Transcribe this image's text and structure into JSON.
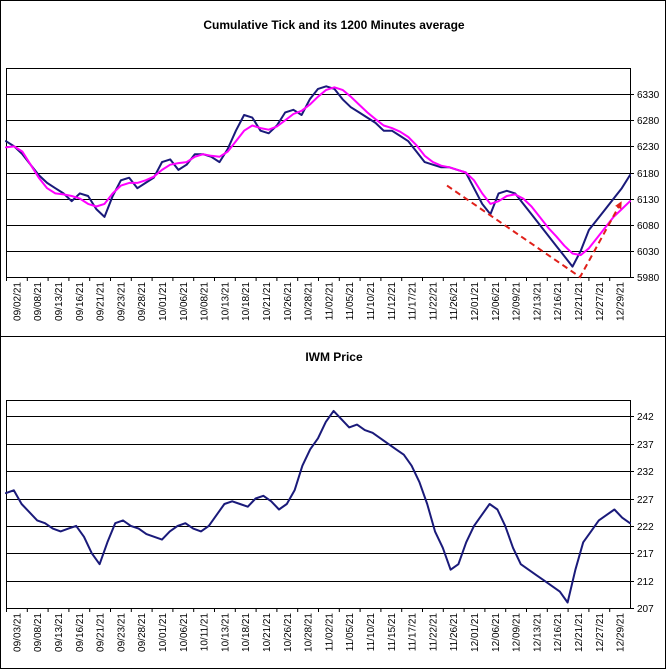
{
  "colors": {
    "series_main": "#1a1a7a",
    "series_avg": "#ff00ff",
    "trend": "#e0201a",
    "grid": "#000000",
    "frame": "#000000"
  },
  "chart_data": [
    {
      "type": "line",
      "title": "Cumulative Tick and its 1200 Minutes average",
      "xlabel": "",
      "ylabel": "",
      "ylim": [
        5980,
        6380
      ],
      "yticks": [
        5980,
        6030,
        6080,
        6130,
        6180,
        6230,
        6280,
        6330
      ],
      "grid": "horizontal",
      "legend": "none",
      "x_tick_labels": [
        "09/02/21",
        "09/08/21",
        "09/13/21",
        "09/16/21",
        "09/21/21",
        "09/23/21",
        "09/28/21",
        "10/01/21",
        "10/06/21",
        "10/08/21",
        "10/13/21",
        "10/18/21",
        "10/21/21",
        "10/26/21",
        "10/28/21",
        "11/02/21",
        "11/05/21",
        "11/10/21",
        "11/12/21",
        "11/17/21",
        "11/22/21",
        "11/26/21",
        "12/01/21",
        "12/06/21",
        "12/09/21",
        "12/13/21",
        "12/16/21",
        "12/21/21",
        "12/27/21",
        "12/29/21"
      ],
      "series": [
        {
          "role": "main",
          "values": [
            6240,
            6230,
            6215,
            6195,
            6175,
            6160,
            6150,
            6140,
            6125,
            6140,
            6135,
            6110,
            6095,
            6135,
            6165,
            6170,
            6150,
            6160,
            6170,
            6200,
            6205,
            6185,
            6195,
            6215,
            6215,
            6210,
            6200,
            6225,
            6260,
            6290,
            6285,
            6260,
            6255,
            6270,
            6295,
            6300,
            6290,
            6320,
            6340,
            6345,
            6340,
            6320,
            6305,
            6295,
            6285,
            6275,
            6260,
            6260,
            6250,
            6240,
            6220,
            6200,
            6195,
            6190,
            6190,
            6185,
            6180,
            6150,
            6120,
            6100,
            6140,
            6145,
            6140,
            6120,
            6100,
            6080,
            6060,
            6040,
            6020,
            6000,
            6030,
            6070,
            6090,
            6110,
            6130,
            6150,
            6175
          ]
        },
        {
          "role": "average",
          "values": [
            6228,
            6230,
            6220,
            6195,
            6170,
            6150,
            6140,
            6138,
            6135,
            6130,
            6120,
            6115,
            6120,
            6140,
            6155,
            6160,
            6160,
            6165,
            6172,
            6185,
            6195,
            6198,
            6200,
            6210,
            6215,
            6212,
            6210,
            6220,
            6240,
            6260,
            6270,
            6265,
            6262,
            6268,
            6280,
            6292,
            6298,
            6310,
            6325,
            6338,
            6343,
            6338,
            6325,
            6310,
            6295,
            6282,
            6270,
            6265,
            6258,
            6248,
            6232,
            6212,
            6200,
            6193,
            6190,
            6185,
            6180,
            6165,
            6140,
            6120,
            6125,
            6135,
            6138,
            6130,
            6115,
            6095,
            6075,
            6058,
            6040,
            6025,
            6022,
            6035,
            6055,
            6075,
            6095,
            6110,
            6125
          ]
        }
      ],
      "trend_lines": [
        [
          [
            21.2,
            6155
          ],
          [
            27.6,
            5980
          ],
          [
            29.6,
            6125
          ]
        ]
      ]
    },
    {
      "type": "line",
      "title": "IWM Price",
      "xlabel": "",
      "ylabel": "",
      "ylim": [
        207,
        245
      ],
      "yticks": [
        207,
        212,
        217,
        222,
        227,
        232,
        237,
        242
      ],
      "grid": "horizontal",
      "legend": "none",
      "x_tick_labels": [
        "09/03/21",
        "09/08/21",
        "09/13/21",
        "09/16/21",
        "09/21/21",
        "09/23/21",
        "09/28/21",
        "10/01/21",
        "10/06/21",
        "10/11/21",
        "10/13/21",
        "10/18/21",
        "10/21/21",
        "10/26/21",
        "10/28/21",
        "11/02/21",
        "11/05/21",
        "11/10/21",
        "11/15/21",
        "11/17/21",
        "11/22/21",
        "11/26/21",
        "12/01/21",
        "12/06/21",
        "12/09/21",
        "12/13/21",
        "12/16/21",
        "12/21/21",
        "12/27/21",
        "12/29/21"
      ],
      "series": [
        {
          "role": "main",
          "values": [
            228,
            228.5,
            226,
            224.5,
            223,
            222.5,
            221.5,
            221,
            221.5,
            222,
            220,
            217,
            215,
            219,
            222.5,
            223,
            222,
            221.5,
            220.5,
            220,
            219.5,
            221,
            222,
            222.5,
            221.5,
            221,
            222,
            224,
            226,
            226.5,
            226,
            225.5,
            227,
            227.5,
            226.5,
            225,
            226,
            228.5,
            233,
            236,
            238,
            241,
            243,
            241.5,
            240,
            240.5,
            239.5,
            239,
            238,
            237,
            236,
            235,
            233,
            230,
            226,
            221,
            218,
            214,
            215,
            219,
            222,
            224,
            226,
            225,
            222,
            218,
            215,
            214,
            213,
            212,
            211,
            210,
            208,
            214,
            219,
            221,
            223,
            224,
            225,
            223.5,
            222.5
          ]
        }
      ],
      "trend_lines": []
    }
  ]
}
######
◆ What you should do: All of the material above needs to be restated exactly, with no pictures.

◆ Solution for this exercise:
Transcribe this image's text and structure into JSON.
{
  "colors": {
    "series_main": "#1a1a7a",
    "series_avg": "#ff00ff",
    "trend": "#e0201a",
    "grid": "#000000",
    "frame": "#000000"
  },
  "chart_data": [
    {
      "type": "line",
      "title": "Cumulative Tick and its 1200 Minutes average",
      "xlabel": "",
      "ylabel": "",
      "ylim": [
        5980,
        6380
      ],
      "yticks": [
        5980,
        6030,
        6080,
        6130,
        6180,
        6230,
        6280,
        6330
      ],
      "grid": "horizontal",
      "legend": "none",
      "x_tick_labels": [
        "09/02/21",
        "09/08/21",
        "09/13/21",
        "09/16/21",
        "09/21/21",
        "09/23/21",
        "09/28/21",
        "10/01/21",
        "10/06/21",
        "10/08/21",
        "10/13/21",
        "10/18/21",
        "10/21/21",
        "10/26/21",
        "10/28/21",
        "11/02/21",
        "11/05/21",
        "11/10/21",
        "11/12/21",
        "11/17/21",
        "11/22/21",
        "11/26/21",
        "12/01/21",
        "12/06/21",
        "12/09/21",
        "12/13/21",
        "12/16/21",
        "12/21/21",
        "12/27/21",
        "12/29/21"
      ],
      "series": [
        {
          "role": "main",
          "values": [
            6240,
            6230,
            6215,
            6195,
            6175,
            6160,
            6150,
            6140,
            6125,
            6140,
            6135,
            6110,
            6095,
            6135,
            6165,
            6170,
            6150,
            6160,
            6170,
            6200,
            6205,
            6185,
            6195,
            6215,
            6215,
            6210,
            6200,
            6225,
            6260,
            6290,
            6285,
            6260,
            6255,
            6270,
            6295,
            6300,
            6290,
            6320,
            6340,
            6345,
            6340,
            6320,
            6305,
            6295,
            6285,
            6275,
            6260,
            6260,
            6250,
            6240,
            6220,
            6200,
            6195,
            6190,
            6190,
            6185,
            6180,
            6150,
            6120,
            6100,
            6140,
            6145,
            6140,
            6120,
            6100,
            6080,
            6060,
            6040,
            6020,
            6000,
            6030,
            6070,
            6090,
            6110,
            6130,
            6150,
            6175
          ]
        },
        {
          "role": "average",
          "values": [
            6228,
            6230,
            6220,
            6195,
            6170,
            6150,
            6140,
            6138,
            6135,
            6130,
            6120,
            6115,
            6120,
            6140,
            6155,
            6160,
            6160,
            6165,
            6172,
            6185,
            6195,
            6198,
            6200,
            6210,
            6215,
            6212,
            6210,
            6220,
            6240,
            6260,
            6270,
            6265,
            6262,
            6268,
            6280,
            6292,
            6298,
            6310,
            6325,
            6338,
            6343,
            6338,
            6325,
            6310,
            6295,
            6282,
            6270,
            6265,
            6258,
            6248,
            6232,
            6212,
            6200,
            6193,
            6190,
            6185,
            6180,
            6165,
            6140,
            6120,
            6125,
            6135,
            6138,
            6130,
            6115,
            6095,
            6075,
            6058,
            6040,
            6025,
            6022,
            6035,
            6055,
            6075,
            6095,
            6110,
            6125
          ]
        }
      ],
      "trend_lines": [
        [
          [
            21.2,
            6155
          ],
          [
            27.6,
            5980
          ],
          [
            29.6,
            6125
          ]
        ]
      ]
    },
    {
      "type": "line",
      "title": "IWM Price",
      "xlabel": "",
      "ylabel": "",
      "ylim": [
        207,
        245
      ],
      "yticks": [
        207,
        212,
        217,
        222,
        227,
        232,
        237,
        242
      ],
      "grid": "horizontal",
      "legend": "none",
      "x_tick_labels": [
        "09/03/21",
        "09/08/21",
        "09/13/21",
        "09/16/21",
        "09/21/21",
        "09/23/21",
        "09/28/21",
        "10/01/21",
        "10/06/21",
        "10/11/21",
        "10/13/21",
        "10/18/21",
        "10/21/21",
        "10/26/21",
        "10/28/21",
        "11/02/21",
        "11/05/21",
        "11/10/21",
        "11/15/21",
        "11/17/21",
        "11/22/21",
        "11/26/21",
        "12/01/21",
        "12/06/21",
        "12/09/21",
        "12/13/21",
        "12/16/21",
        "12/21/21",
        "12/27/21",
        "12/29/21"
      ],
      "series": [
        {
          "role": "main",
          "values": [
            228,
            228.5,
            226,
            224.5,
            223,
            222.5,
            221.5,
            221,
            221.5,
            222,
            220,
            217,
            215,
            219,
            222.5,
            223,
            222,
            221.5,
            220.5,
            220,
            219.5,
            221,
            222,
            222.5,
            221.5,
            221,
            222,
            224,
            226,
            226.5,
            226,
            225.5,
            227,
            227.5,
            226.5,
            225,
            226,
            228.5,
            233,
            236,
            238,
            241,
            243,
            241.5,
            240,
            240.5,
            239.5,
            239,
            238,
            237,
            236,
            235,
            233,
            230,
            226,
            221,
            218,
            214,
            215,
            219,
            222,
            224,
            226,
            225,
            222,
            218,
            215,
            214,
            213,
            212,
            211,
            210,
            208,
            214,
            219,
            221,
            223,
            224,
            225,
            223.5,
            222.5
          ]
        }
      ],
      "trend_lines": []
    }
  ]
}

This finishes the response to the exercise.